Supplied passage:

>>>>>

Tech

Hey Google!

What happened to my assistant?

Google Assistant is bugging out
Bronson Stamp / Sherwood

Google Assistant is bad now. But why?

They promised us flying cars, and all we got were mediocre virtual assistants that seem to be getting worse.

Recently I brought Google Assistant to its cognitive limits by asking it to tell jokes to my toddler.

Our Google Nest Hub Max got through three jokes before repeating the one where the left eye says to the right eye, “Between you and me, something stinks.” When I prompted it to tell us another, the same way I had previously, it said it didn’t understand. Another what? 

These days Google Assistant seems more and more confused.

I first adopted a number of smart-home devices in 2018, when Google (and Amazon and Apple) were hyping their voice assistants nonstop and it felt like every developer conference or trade show Google was a part of was meant to indoctrinate you into the ways of the Assistant

Back then, Google Assistant was pretty good and getting better. There was a high-water mark for Google’s virtual assistant, perhaps a year or two ago. I would ask and Google would do a decent job answering. Now I’d say one out of three times it gets it wrong.

It frequently gives me the weather for the wrong town, despite having my address in its settings. When I ask it to play music on both Google speakers, it only sometimes obliges. The same goes for the TV and lights. There’s a very specific kind of shame that comes from arguing with a smart assistant for five minutes before getting off the couch.

It’s not just me. Plenty of Google’s more than 500 million monthly active users have noticed too. Reddit is full of people complaining that Google Assistant is no longer as helpful as it used to be and seems to be degenerating. The same thing seems to be happening to Amazon’s Alexa and Apple’s Siri.

<<<<<

Dataset extract:
>>>>>

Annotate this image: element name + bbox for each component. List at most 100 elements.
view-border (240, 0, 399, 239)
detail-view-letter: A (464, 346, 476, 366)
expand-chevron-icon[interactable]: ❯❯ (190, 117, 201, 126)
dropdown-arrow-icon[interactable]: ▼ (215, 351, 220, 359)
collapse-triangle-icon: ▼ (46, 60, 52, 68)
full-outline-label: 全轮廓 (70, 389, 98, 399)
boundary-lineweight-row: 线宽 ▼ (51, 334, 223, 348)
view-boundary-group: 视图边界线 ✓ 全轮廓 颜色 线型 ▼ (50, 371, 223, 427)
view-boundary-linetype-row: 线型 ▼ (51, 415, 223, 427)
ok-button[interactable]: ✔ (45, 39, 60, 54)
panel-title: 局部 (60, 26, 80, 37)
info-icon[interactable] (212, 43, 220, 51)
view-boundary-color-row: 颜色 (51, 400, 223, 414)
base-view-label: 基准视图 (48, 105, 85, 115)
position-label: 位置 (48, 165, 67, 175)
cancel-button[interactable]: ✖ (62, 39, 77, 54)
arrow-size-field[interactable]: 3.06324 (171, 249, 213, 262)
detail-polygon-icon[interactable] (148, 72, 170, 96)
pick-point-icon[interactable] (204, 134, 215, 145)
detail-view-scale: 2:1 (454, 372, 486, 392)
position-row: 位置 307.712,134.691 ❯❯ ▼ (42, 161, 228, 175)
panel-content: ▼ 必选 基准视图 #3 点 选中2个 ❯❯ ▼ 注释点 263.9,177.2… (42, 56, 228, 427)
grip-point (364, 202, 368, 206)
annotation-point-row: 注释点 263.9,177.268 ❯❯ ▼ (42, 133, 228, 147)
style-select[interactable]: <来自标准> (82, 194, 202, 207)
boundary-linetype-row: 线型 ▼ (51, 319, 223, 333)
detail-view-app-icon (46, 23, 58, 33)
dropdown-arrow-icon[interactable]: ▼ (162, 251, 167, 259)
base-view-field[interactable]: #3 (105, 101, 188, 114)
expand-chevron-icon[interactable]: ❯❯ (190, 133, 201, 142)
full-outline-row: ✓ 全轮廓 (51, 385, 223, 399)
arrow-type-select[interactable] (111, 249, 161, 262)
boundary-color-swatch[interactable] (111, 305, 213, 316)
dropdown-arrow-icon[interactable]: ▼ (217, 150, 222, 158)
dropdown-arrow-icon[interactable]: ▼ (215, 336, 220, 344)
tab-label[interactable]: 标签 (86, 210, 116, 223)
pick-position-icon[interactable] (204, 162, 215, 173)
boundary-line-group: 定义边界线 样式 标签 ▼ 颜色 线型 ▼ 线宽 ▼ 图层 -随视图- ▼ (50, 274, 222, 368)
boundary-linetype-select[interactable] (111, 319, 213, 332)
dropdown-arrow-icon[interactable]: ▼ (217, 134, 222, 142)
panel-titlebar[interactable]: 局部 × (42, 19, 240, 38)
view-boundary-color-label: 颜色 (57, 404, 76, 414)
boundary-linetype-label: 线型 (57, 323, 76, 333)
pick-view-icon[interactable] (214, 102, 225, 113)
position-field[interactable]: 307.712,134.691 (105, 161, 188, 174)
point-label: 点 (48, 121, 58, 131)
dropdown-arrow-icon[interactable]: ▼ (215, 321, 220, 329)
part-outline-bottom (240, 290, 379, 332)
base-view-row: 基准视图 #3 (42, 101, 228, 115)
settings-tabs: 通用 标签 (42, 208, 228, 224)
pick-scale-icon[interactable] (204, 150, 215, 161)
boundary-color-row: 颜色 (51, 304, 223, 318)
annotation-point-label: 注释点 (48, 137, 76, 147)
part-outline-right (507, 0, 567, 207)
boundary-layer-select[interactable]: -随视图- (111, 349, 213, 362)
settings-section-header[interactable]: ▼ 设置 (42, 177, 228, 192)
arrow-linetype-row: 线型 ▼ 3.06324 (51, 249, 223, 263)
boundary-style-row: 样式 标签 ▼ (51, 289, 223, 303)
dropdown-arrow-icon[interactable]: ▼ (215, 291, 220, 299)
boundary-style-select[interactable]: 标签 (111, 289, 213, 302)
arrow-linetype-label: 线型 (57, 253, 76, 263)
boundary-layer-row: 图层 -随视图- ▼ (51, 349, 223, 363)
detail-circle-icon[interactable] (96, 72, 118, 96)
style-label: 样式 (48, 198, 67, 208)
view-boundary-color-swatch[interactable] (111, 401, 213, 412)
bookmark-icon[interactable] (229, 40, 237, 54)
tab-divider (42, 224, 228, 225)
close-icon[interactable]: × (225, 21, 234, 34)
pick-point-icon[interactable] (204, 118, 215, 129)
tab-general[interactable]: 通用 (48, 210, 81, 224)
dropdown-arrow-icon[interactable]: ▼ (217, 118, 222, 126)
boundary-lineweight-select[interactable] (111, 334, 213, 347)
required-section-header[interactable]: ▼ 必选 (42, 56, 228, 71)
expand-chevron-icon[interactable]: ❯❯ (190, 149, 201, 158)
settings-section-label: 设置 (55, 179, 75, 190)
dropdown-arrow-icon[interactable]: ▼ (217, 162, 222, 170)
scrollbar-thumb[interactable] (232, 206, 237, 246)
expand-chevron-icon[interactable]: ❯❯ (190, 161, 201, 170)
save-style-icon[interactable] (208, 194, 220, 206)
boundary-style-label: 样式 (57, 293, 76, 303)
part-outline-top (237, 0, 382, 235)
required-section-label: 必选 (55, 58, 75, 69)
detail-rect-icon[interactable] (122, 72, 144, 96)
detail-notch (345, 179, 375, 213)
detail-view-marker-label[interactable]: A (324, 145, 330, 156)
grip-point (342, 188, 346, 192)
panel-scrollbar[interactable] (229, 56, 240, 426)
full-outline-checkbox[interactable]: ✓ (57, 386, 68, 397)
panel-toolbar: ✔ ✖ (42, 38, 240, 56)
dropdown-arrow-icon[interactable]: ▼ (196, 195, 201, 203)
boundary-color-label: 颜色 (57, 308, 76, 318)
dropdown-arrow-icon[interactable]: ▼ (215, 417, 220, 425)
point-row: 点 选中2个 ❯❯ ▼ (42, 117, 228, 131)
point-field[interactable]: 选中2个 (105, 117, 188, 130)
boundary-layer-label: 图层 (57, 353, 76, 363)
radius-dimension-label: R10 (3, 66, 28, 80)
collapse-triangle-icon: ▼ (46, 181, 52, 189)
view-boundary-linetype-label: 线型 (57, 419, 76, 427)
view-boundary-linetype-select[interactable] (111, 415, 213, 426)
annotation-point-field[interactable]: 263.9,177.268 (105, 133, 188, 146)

<<<<<

Questions on the material:
[A] From the Google Assistant article, reproduce word for word the part that opens with the words containing "I first adopted" and closes with "gets it wrong.".
[B] Answer these questions using the Google Assistant article:
(i) In what year did the writer first adopt smart-home devices?
(ii) Which device got through three jokes before repeating one?
(iii) How many monthly active users does Google Assistant have?
[C] Resume the Google Assistant article after its final sentence and keep writing it.

Expected responses:
[A]
I first adopted a number of smart-home devices in 2018, when Google (and Amazon and Apple) were hyping their voice assistants nonstop and it felt like every developer conference or trade show Google was a part of was meant to indoctrinate you into the ways of the Assistant

Back then, Google Assistant was pretty good and getting better. There was a high-water mark for Google’s virtual assistant, perhaps a year or two ago. I would ask and Google would do a decent job answering. Now I’d say one out of three times it gets it wrong.

[B]
(i) 2018
(ii) The Google Nest Hub Max
(iii) More than 500 million

[C]
As Computerworld’s JR Raphael put it last summer: “It's not only the apparent lack of focus, emphasis, and ongoing investment internally around the service. It's an apparent deterioration of the existing functions that made Assistant worth relying on.”

What's going on? 

Google and Amazon have said they’re still committed to their assistants, but both are in the process of making them into something fundamentally different than what they were — by implementing generative AI.

The previous generation of assistants that we know and love(d) worked by using natural language processing, or NLP, to detect what you were trying to say, matching that to a predefined intent model, then spitting out a predetermined and vetted answer.

“You could say anything you wanted on the input, but the output was always going to be something that existed,” Bret Kinsella, founder and CEO of voice tech and AI publications Voicebot.ai and Synthedia, explained. “Which means that you had to have forethought about everything everybody would ask. And then you had to come up with some sort of canned response.”

If the assistant figured out you were asking about the weather, it would read to you from the weather app. If you asked it a question, it would pull an answer straight from a top Google search result or Wikipedia. If it didn’t know, it said so.

This certainly had its limits, and assistants were terrible conversationalists, but they got the job done.

The large language models, or LLMs, on which newer generative AI assistants are based, use machine-learning algorithms to go through large amounts of text and then output a probable answer that sounds much more like a human response.

“A generative AI bot will respond to your question by reviewing 5 to 10 webpages, and then synthesizing that information. Its word-prediction algorithm will produce a response based on those webpages using the model's training on human language to form the response,” Kinsella said. “It will respond to you like it's an expert. That's a much richer experience that results in an answer complete with source references, compared with 10 blue links and the expectation the user wants to be an information archeologist.”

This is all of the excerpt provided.